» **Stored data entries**
· · · ·

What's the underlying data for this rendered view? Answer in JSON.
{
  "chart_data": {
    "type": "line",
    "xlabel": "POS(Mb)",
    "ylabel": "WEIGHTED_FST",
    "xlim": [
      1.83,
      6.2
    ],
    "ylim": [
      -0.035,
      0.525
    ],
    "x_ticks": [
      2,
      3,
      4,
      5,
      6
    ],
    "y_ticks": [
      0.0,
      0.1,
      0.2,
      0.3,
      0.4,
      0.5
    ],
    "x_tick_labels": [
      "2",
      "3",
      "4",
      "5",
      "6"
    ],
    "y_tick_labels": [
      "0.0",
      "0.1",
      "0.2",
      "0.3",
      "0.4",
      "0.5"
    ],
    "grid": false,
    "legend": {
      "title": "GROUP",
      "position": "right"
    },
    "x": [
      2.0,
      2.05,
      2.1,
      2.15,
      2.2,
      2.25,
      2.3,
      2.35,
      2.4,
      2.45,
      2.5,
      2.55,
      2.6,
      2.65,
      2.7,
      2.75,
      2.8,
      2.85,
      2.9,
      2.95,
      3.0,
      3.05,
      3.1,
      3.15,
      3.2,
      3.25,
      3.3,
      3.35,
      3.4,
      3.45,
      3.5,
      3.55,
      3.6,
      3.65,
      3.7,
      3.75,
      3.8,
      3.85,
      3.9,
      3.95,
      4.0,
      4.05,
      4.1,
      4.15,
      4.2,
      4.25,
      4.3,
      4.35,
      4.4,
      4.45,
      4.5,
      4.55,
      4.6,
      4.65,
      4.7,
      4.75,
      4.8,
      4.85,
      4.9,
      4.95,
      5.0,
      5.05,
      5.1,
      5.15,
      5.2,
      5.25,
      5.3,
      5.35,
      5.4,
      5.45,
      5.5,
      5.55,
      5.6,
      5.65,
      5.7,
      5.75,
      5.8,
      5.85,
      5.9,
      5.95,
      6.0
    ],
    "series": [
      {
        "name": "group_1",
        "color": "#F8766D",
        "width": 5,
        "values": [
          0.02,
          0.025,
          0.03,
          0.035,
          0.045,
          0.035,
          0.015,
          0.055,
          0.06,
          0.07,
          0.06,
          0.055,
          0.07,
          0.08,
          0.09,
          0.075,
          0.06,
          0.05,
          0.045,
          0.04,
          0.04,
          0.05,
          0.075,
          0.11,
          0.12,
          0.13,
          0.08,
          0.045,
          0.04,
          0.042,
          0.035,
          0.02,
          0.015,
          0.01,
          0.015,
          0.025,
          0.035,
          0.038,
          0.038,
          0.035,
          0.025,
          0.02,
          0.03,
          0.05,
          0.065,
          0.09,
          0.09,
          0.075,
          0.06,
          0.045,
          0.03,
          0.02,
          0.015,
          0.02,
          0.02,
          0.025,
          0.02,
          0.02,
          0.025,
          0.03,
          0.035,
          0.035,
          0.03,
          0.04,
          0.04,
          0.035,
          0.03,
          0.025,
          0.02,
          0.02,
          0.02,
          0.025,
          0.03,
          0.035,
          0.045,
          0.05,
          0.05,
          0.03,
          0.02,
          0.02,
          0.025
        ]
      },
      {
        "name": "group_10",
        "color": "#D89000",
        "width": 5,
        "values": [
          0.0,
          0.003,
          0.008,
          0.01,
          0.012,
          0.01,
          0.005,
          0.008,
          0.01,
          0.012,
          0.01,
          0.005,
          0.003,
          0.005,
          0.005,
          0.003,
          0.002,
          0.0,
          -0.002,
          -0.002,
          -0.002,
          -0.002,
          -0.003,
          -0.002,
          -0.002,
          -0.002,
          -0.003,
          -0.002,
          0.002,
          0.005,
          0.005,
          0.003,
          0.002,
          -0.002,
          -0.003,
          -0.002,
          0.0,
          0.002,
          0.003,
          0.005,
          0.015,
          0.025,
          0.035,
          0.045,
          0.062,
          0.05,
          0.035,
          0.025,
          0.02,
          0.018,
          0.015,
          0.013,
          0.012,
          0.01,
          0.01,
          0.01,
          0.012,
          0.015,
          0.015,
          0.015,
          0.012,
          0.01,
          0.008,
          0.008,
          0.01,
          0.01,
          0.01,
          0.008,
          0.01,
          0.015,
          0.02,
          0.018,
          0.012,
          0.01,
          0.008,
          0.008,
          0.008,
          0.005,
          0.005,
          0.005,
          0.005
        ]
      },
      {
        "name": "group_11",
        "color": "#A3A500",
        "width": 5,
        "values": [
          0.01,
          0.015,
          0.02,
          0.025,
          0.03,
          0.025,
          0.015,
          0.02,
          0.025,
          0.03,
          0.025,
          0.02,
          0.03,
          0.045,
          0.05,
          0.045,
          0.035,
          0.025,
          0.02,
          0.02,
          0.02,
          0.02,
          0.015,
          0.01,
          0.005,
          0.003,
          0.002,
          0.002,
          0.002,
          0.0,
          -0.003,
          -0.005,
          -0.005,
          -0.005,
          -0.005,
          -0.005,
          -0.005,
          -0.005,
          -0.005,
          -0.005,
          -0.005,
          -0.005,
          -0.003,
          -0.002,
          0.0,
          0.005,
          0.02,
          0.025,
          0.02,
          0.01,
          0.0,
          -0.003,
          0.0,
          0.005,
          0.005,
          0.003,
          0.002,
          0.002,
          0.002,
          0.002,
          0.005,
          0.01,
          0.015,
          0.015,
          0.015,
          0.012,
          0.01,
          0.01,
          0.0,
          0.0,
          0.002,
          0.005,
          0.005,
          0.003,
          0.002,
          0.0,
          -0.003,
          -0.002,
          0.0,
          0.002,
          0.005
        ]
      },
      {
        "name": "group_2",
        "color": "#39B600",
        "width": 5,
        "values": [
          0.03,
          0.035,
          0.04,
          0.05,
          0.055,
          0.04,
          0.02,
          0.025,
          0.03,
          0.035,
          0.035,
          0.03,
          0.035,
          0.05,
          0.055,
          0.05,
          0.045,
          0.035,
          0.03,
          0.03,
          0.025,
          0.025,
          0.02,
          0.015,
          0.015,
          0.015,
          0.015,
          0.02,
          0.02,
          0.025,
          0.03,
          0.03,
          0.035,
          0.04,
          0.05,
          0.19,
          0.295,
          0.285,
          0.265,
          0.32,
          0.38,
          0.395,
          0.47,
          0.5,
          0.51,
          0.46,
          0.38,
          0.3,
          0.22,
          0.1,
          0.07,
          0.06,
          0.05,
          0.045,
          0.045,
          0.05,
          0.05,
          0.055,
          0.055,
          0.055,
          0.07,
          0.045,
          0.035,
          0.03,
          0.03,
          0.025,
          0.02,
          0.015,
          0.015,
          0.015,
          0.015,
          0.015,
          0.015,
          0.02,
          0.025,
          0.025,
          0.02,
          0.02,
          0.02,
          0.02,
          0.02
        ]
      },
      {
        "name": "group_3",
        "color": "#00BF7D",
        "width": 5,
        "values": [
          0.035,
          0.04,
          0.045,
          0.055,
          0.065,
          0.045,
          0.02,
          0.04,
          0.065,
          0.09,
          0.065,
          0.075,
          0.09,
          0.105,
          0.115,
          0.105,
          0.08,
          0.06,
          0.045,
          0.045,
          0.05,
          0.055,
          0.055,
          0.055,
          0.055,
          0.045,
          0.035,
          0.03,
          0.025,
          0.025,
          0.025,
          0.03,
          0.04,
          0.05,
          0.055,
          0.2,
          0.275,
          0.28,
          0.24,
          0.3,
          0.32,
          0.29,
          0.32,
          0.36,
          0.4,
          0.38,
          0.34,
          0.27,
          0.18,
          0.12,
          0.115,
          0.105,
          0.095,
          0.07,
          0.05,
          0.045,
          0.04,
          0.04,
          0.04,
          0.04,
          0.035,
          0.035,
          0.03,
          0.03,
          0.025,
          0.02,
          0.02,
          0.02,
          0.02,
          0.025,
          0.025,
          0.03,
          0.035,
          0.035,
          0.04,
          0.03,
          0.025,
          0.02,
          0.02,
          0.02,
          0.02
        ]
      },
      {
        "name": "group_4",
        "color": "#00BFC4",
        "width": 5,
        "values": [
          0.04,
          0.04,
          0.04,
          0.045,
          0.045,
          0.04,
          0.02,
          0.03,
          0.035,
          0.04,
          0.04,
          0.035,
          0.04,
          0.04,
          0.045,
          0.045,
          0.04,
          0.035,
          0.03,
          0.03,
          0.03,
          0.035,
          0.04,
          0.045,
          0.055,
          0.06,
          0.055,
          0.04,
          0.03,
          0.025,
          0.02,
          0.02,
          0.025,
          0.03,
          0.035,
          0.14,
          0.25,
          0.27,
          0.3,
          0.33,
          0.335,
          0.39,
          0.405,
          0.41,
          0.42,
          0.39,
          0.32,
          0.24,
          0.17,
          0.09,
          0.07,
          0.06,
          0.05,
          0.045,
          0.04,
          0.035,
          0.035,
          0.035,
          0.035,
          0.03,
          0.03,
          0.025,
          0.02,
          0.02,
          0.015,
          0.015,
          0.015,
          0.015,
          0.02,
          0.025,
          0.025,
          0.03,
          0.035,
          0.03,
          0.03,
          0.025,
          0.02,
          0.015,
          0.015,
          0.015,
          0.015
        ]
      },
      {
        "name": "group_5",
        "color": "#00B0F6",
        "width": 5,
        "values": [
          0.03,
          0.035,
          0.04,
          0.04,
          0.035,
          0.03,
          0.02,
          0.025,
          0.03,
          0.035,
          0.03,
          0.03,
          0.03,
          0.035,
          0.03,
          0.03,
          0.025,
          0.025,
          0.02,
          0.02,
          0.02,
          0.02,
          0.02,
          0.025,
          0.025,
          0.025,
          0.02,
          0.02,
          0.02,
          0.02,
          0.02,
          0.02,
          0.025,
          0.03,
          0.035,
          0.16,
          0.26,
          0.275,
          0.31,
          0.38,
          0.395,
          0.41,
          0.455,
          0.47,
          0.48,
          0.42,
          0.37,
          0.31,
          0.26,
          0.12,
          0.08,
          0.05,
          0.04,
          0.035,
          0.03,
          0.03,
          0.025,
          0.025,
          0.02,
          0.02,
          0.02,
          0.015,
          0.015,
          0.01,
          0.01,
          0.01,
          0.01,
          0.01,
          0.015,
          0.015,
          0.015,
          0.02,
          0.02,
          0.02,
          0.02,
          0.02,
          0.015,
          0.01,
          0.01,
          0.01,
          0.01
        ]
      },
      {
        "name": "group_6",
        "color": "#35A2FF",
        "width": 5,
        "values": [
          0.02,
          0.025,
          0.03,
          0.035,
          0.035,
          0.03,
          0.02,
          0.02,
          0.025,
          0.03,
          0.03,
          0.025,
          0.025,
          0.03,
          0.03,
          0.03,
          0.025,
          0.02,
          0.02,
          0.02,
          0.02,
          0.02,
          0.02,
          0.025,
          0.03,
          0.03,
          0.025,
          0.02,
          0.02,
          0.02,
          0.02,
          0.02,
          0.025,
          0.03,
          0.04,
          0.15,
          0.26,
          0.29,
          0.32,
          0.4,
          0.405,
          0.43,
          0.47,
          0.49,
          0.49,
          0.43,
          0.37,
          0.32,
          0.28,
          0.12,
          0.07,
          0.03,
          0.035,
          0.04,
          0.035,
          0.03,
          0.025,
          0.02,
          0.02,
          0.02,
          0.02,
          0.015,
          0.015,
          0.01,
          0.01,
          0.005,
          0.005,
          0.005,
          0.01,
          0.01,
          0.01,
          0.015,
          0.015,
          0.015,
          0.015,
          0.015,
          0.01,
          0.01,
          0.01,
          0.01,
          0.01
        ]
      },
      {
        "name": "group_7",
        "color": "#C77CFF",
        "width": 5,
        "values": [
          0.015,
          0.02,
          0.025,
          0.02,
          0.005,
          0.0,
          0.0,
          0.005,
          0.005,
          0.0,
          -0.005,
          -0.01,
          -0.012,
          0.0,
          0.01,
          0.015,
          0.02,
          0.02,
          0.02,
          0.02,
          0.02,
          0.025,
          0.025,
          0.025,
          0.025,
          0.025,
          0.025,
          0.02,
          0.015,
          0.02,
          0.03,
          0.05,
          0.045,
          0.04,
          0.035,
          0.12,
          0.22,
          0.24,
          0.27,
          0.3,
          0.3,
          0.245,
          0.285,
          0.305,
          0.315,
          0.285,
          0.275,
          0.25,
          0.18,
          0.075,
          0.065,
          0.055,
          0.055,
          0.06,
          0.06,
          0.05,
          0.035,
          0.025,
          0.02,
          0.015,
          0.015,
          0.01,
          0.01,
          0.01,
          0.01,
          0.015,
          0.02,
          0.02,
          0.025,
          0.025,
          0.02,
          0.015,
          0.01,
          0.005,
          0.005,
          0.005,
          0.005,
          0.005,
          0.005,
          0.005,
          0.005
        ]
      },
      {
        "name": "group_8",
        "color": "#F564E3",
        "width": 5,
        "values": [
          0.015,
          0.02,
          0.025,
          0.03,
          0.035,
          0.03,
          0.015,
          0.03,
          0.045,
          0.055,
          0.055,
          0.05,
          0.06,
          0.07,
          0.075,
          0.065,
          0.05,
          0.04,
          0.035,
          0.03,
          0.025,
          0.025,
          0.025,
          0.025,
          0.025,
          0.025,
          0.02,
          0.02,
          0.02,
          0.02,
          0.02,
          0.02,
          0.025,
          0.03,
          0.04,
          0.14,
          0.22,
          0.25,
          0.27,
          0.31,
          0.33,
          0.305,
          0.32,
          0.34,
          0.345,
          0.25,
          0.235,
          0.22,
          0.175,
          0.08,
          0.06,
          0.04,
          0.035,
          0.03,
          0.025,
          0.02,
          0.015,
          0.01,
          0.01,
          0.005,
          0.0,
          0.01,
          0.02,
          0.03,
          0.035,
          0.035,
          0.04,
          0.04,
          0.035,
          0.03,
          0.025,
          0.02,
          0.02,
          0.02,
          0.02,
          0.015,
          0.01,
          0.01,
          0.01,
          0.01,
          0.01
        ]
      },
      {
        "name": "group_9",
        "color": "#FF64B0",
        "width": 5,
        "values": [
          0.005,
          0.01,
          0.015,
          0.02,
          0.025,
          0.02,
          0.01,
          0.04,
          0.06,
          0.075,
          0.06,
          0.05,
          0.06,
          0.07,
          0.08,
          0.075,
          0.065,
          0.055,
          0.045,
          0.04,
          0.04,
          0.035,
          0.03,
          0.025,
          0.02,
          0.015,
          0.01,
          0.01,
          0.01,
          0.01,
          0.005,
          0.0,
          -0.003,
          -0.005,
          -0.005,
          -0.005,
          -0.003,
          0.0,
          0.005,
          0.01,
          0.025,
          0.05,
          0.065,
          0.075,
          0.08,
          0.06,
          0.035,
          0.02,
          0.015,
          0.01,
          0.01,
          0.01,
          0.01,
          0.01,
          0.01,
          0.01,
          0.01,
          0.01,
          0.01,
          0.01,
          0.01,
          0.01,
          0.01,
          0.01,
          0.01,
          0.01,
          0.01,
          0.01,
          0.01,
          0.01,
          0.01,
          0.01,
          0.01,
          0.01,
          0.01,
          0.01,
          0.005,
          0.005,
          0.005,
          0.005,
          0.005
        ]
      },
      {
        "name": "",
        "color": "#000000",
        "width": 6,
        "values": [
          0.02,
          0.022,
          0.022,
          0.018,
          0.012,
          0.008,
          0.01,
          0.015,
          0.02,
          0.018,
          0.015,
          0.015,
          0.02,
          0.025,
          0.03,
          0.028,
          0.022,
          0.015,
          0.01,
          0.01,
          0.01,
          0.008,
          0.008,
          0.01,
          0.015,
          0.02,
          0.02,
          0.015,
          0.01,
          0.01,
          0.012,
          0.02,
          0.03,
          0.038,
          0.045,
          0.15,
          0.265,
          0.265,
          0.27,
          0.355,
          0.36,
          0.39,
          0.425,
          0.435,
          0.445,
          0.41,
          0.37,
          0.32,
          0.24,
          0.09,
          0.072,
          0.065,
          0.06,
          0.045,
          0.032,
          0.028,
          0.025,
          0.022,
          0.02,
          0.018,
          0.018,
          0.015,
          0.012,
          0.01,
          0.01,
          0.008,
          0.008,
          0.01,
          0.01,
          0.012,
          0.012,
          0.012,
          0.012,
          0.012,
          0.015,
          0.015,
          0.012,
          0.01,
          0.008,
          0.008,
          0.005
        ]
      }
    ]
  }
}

· · · ·

Report only the number of lines in the records that include the word "name".

» **Exercise answer**
12